(Excerpts from a layout annotation set)

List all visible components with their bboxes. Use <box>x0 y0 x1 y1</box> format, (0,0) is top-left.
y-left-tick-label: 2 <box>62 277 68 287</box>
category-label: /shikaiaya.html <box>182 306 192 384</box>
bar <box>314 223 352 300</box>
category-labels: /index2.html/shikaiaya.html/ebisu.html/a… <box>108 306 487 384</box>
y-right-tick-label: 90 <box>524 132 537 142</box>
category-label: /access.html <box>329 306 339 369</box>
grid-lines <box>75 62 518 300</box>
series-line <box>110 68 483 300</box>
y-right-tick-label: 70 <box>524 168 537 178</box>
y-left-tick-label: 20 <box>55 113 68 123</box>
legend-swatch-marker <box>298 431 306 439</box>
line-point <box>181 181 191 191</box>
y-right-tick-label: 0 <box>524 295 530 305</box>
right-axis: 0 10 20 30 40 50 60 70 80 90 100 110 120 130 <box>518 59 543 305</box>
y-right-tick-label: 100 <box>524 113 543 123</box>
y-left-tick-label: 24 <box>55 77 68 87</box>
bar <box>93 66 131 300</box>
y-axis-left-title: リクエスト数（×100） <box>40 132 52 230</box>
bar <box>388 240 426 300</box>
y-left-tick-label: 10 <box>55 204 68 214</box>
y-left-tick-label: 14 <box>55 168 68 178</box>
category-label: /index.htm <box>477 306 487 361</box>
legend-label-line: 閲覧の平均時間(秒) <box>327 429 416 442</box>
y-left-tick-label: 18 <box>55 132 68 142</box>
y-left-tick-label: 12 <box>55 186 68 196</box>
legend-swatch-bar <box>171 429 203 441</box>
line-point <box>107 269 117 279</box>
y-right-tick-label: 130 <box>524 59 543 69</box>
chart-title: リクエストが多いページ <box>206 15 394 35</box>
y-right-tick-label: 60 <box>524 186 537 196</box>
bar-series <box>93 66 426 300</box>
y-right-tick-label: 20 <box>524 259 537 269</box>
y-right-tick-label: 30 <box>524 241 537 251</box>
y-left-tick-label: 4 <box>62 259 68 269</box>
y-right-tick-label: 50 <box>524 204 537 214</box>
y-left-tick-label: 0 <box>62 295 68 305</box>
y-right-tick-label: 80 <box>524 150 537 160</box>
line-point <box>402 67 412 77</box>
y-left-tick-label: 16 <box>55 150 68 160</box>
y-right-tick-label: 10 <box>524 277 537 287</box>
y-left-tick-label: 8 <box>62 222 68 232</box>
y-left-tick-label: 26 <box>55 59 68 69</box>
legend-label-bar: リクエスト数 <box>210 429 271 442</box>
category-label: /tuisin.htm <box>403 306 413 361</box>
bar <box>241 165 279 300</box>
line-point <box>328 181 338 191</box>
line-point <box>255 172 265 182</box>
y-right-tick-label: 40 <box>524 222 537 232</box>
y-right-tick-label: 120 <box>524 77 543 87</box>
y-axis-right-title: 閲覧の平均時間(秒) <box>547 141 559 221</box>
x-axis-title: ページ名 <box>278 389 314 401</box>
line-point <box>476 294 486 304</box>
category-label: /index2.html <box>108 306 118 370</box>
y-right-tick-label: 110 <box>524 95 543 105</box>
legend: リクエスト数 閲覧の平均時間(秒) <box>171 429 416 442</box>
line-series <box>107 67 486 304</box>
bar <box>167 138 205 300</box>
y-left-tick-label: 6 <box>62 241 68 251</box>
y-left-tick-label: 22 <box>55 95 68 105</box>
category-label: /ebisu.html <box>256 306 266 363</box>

(TASK PROMPT):
Copy the entries from the start through the line that contains "category-label: /access.html <box>329", renaming "y-right-tick-label" to "right-axis-tick-label" and leaving everything else unchanged.

(ANSWER FOR THIS EXERCISE):
List all visible components with their bboxes. Use <box>x0 y0 x1 y1</box> format, (0,0) is top-left.
y-left-tick-label: 2 <box>62 277 68 287</box>
category-label: /shikaiaya.html <box>182 306 192 384</box>
bar <box>314 223 352 300</box>
category-labels: /index2.html/shikaiaya.html/ebisu.html/a… <box>108 306 487 384</box>
right-axis-tick-label: 90 <box>524 132 537 142</box>
category-label: /access.html <box>329 306 339 369</box>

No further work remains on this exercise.